[YOUR OBJECTIVE]
Repeat all the records exactly, omitting pictures.

· · · · · · ·

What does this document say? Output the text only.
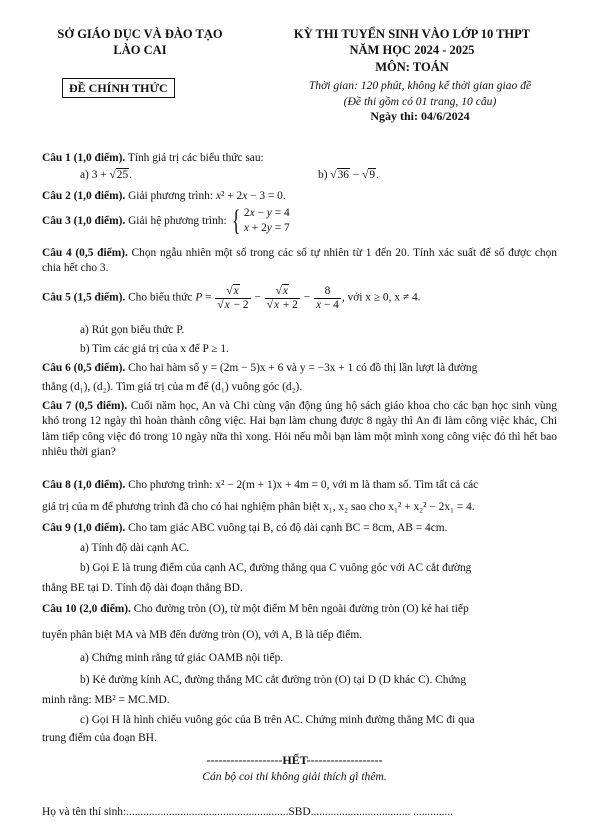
SỞ GIÁO DỤC VÀ ĐÀO TẠO
LÀO CAI
KỲ THI TUYỂN SINH VÀO LỚP 10 THPT
NĂM HỌC 2024 - 2025
MÔN: TOÁN
ĐỀ CHÍNH THỨC	Thời gian: 120 phút, không kể thời gian giao đề
(Đề thi gồm có 01 trang, 10 câu)
Ngày thi: 04/6/2024
Câu 1 (1,0 điểm). Tính giá trị các biểu thức sau:
a) 3 + √25.	b) √36 − √9.
Câu 2 (1,0 điểm). Giải phương trình: x² + 2x − 3 = 0.
Câu 3 (1,0 điểm). Giải hệ phương trình: { 2x − y = 4
x + 2y = 7
Câu 4 (0,5 điểm). Chọn ngẫu nhiên một số trong các số tự nhiên từ 1 đến 20. Tính xác suất để số được chọn chia hết cho 3.
Câu 5 (1,5 điểm). Cho biểu thức $P = \frac{√x}{√x - 2} - \frac{√x}{√x + 2} - \frac{8}{x - 4}$ , với x ≥ 0, x ≠ 4.
a) Rút gọn biểu thức P.
b) Tìm các giá trị của x để P ≥ 1.
Câu 6 (0,5 điểm). Cho hai hàm số y = (2m − 5)x + 6 và y = −3x + 1 có đồ thị lần lượt là đường
thẳng (d₁), (d₂). Tìm giá trị của m để (d₁) vuông góc (d₂).
Câu 7 (0,5 điểm). Cuối năm học, An và Chi cùng vận động ủng hộ sách giáo khoa cho các bạn học sinh vùng khó trong 12 ngày thì hoàn thành công việc. Hai bạn làm chung được 8 ngày thì An đi làm công việc khác, Chi làm tiếp công việc đó trong 10 ngày nữa thì xong. Hỏi nếu mỗi bạn làm một mình xong công việc đó thì hết bao nhiêu thời gian?
Câu 8 (1,0 điểm). Cho phương trình: x² − 2(m + 1)x + 4m = 0, với m là tham số. Tìm tất cả các
giá trị của m để phương trình đã cho có hai nghiệm phân biệt x₁, x₂ sao cho x₁² + x₂² − 2x₁ = 4.
Câu 9 (1,0 điểm). Cho tam giác ABC vuông tại B, có độ dài cạnh BC = 8cm, AB = 4cm.
a) Tính độ dài cạnh AC.
b) Gọi E là trung điểm của cạnh AC, đường thẳng qua C vuông góc với AC cắt đường
thẳng BE tại D. Tính độ dài đoạn thẳng BD.
Câu 10 (2,0 điểm). Cho đường tròn (O), từ một điểm M bên ngoài đường tròn (O) kẻ hai tiếp
tuyến phân biệt MA và MB đến đường tròn (O), với A, B là tiếp điểm.
a) Chứng minh rằng tứ giác OAMB nội tiếp.
b) Kẻ đường kính AC, đường thẳng MC cắt đường tròn (O) tại D (D khác C). Chứng
minh rằng: MB² = MC.MD.
c) Gọi H là hình chiếu vuông góc của B trên AC. Chứng minh đường thẳng MC đi qua
trung điểm của đoạn BH.
-------------------HẾT-------------------
Cán bộ coi thi không giải thích gì thêm.
Họ và tên thí sinh:.........................................................SBD................................... ..............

· · · · · · ·

[EXERCISE SOLUTION]
What does this document say? Output the text only.
SỞ GIÁO DỤC VÀ ĐÀO TẠO
LÀO CAI
KỲ THI TUYỂN SINH VÀO LỚP 10 THPT
NĂM HỌC 2024 - 2025
MÔN: TOÁN
ĐỀ CHÍNH THỨC	Thời gian: 120 phút, không kể thời gian giao đề
(Đề thi gồm có 01 trang, 10 câu)
Ngày thi: 04/6/2024
Câu 1 (1,0 điểm). Tính giá trị các biểu thức sau:
a) 3 + √25.	b) √36 − √9.
Câu 2 (1,0 điểm). Giải phương trình: x² + 2x − 3 = 0.
Câu 3 (1,0 điểm). Giải hệ phương trình: { 2x − y = 4
x + 2y = 7
Câu 4 (0,5 điểm). Chọn ngẫu nhiên một số trong các số tự nhiên từ 1 đến 20. Tính xác suất để số được chọn chia hết cho 3.
Câu 5 (1,5 điểm). Cho biểu thức $P = \frac{√x}{√x - 2} - \frac{√x}{√x + 2} - \frac{8}{x - 4}$ , với x ≥ 0, x ≠ 4.
a) Rút gọn biểu thức P.
b) Tìm các giá trị của x để P ≥ 1.
Câu 6 (0,5 điểm). Cho hai hàm số y = (2m − 5)x + 6 và y = −3x + 1 có đồ thị lần lượt là đường
thẳng (d₁), (d₂). Tìm giá trị của m để (d₁) vuông góc (d₂).
Câu 7 (0,5 điểm). Cuối năm học, An và Chi cùng vận động ủng hộ sách giáo khoa cho các bạn học sinh vùng khó trong 12 ngày thì hoàn thành công việc. Hai bạn làm chung được 8 ngày thì An đi làm công việc khác, Chi làm tiếp công việc đó trong 10 ngày nữa thì xong. Hỏi nếu mỗi bạn làm một mình xong công việc đó thì hết bao nhiêu thời gian?
Câu 8 (1,0 điểm). Cho phương trình: x² − 2(m + 1)x + 4m = 0, với m là tham số. Tìm tất cả các
giá trị của m để phương trình đã cho có hai nghiệm phân biệt x₁, x₂ sao cho x₁² + x₂² − 2x₁ = 4.
Câu 9 (1,0 điểm). Cho tam giác ABC vuông tại B, có độ dài cạnh BC = 8cm, AB = 4cm.
a) Tính độ dài cạnh AC.
b) Gọi E là trung điểm của cạnh AC, đường thẳng qua C vuông góc với AC cắt đường
thẳng BE tại D. Tính độ dài đoạn thẳng BD.
Câu 10 (2,0 điểm). Cho đường tròn (O), từ một điểm M bên ngoài đường tròn (O) kẻ hai tiếp
tuyến phân biệt MA và MB đến đường tròn (O), với A, B là tiếp điểm.
a) Chứng minh rằng tứ giác OAMB nội tiếp.
b) Kẻ đường kính AC, đường thẳng MC cắt đường tròn (O) tại D (D khác C). Chứng
minh rằng: MB² = MC.MD.
c) Gọi H là hình chiếu vuông góc của B trên AC. Chứng minh đường thẳng MC đi qua
trung điểm của đoạn BH.
-------------------HẾT-------------------
Cán bộ coi thi không giải thích gì thêm.
Họ và tên thí sinh:.........................................................SBD................................... ..............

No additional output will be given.